[Data listing]
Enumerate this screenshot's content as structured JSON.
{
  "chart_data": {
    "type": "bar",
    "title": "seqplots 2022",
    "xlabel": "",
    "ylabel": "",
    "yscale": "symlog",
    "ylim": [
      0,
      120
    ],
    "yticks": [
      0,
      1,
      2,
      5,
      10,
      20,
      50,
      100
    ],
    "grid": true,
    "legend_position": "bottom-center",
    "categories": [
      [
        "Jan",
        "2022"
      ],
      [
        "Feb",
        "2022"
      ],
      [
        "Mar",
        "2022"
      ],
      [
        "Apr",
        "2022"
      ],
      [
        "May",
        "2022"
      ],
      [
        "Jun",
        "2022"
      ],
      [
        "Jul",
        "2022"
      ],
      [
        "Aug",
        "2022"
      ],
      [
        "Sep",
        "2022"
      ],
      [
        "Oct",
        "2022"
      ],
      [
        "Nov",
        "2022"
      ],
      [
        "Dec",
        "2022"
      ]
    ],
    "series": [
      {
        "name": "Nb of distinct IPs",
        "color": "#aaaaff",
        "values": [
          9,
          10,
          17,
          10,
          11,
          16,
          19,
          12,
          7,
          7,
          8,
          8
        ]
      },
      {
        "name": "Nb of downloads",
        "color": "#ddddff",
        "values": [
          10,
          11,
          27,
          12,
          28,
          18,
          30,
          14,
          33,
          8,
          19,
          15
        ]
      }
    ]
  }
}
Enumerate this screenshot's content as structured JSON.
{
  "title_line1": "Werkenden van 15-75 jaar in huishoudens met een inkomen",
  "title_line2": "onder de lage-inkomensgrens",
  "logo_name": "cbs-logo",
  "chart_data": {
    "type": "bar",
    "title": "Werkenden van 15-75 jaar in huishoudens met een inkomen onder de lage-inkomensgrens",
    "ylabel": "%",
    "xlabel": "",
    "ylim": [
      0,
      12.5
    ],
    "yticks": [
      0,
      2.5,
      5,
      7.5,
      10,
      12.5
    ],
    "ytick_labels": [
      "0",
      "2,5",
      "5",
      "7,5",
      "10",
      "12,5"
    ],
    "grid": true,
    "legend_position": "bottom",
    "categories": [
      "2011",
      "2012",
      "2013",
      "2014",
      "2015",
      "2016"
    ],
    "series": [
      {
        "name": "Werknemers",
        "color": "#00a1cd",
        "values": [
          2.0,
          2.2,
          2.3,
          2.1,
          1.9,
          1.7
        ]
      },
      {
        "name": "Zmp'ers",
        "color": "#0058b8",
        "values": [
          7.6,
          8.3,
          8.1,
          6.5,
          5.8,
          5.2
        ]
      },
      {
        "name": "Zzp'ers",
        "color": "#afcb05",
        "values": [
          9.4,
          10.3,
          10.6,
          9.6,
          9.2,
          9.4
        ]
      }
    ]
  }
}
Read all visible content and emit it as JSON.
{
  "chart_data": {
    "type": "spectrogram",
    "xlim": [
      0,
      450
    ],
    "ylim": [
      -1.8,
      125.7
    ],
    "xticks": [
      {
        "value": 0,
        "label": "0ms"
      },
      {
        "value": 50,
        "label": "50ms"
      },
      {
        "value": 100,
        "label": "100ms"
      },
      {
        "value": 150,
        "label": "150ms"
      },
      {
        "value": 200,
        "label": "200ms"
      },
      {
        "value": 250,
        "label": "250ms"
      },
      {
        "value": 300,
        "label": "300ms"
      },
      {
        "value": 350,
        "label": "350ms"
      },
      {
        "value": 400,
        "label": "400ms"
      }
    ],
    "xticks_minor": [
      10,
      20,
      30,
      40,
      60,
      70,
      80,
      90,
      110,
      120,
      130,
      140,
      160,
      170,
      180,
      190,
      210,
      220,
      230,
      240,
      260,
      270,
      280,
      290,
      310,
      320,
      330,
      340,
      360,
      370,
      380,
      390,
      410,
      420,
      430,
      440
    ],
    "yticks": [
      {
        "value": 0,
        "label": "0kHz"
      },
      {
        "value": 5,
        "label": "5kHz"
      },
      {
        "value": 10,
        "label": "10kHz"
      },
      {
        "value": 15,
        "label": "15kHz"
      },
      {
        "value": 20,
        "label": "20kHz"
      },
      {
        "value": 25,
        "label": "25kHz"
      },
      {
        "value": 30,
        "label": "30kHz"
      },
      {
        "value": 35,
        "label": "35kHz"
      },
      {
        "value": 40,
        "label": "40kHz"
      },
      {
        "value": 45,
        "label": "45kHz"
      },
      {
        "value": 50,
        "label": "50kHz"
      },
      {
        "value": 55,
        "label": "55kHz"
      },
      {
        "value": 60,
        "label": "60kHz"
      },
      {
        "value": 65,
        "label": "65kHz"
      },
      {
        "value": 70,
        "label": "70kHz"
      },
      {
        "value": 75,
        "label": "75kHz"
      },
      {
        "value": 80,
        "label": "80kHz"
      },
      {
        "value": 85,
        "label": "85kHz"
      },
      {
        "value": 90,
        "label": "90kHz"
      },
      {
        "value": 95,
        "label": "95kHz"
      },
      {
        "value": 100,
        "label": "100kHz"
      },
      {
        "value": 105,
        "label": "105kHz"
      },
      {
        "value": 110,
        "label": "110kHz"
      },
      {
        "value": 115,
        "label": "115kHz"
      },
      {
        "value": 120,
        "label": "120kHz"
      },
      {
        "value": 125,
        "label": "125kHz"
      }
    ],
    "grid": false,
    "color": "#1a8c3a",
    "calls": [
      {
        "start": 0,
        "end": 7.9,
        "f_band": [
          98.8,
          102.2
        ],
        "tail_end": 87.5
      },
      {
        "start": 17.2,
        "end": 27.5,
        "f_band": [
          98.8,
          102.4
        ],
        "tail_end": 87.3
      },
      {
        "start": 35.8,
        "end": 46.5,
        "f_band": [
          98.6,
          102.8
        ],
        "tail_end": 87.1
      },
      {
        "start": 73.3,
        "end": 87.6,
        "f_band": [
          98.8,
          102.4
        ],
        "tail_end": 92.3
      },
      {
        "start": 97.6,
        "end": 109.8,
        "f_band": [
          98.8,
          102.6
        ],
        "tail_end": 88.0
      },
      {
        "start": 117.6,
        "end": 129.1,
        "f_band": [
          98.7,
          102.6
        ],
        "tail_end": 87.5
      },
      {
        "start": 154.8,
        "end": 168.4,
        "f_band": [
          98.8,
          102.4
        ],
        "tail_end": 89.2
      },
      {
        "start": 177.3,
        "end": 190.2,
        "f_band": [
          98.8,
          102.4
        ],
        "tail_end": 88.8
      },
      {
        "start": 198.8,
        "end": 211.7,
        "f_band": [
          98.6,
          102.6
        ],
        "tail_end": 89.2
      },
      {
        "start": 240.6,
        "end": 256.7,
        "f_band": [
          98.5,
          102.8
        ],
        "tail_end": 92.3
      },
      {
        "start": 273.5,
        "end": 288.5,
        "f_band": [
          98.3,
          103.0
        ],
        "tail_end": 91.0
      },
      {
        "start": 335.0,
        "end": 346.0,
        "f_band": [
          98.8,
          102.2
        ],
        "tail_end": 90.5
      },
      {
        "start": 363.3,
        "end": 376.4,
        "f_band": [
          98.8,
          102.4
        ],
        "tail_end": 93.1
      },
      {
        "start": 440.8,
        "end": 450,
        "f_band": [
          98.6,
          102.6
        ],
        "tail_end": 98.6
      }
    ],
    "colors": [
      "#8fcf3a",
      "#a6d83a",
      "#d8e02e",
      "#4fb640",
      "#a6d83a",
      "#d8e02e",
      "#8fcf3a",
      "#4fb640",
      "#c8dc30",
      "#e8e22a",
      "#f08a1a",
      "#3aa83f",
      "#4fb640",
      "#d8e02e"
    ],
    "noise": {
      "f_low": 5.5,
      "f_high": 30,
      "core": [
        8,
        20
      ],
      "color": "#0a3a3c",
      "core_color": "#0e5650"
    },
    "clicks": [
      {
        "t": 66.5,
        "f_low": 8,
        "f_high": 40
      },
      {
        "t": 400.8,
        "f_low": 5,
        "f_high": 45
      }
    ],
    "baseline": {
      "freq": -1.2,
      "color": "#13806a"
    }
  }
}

◆ What is asked: Give the number of lines in the material above that have the word "onder" in them, and nothing more.

◆ Response for this exercise: 2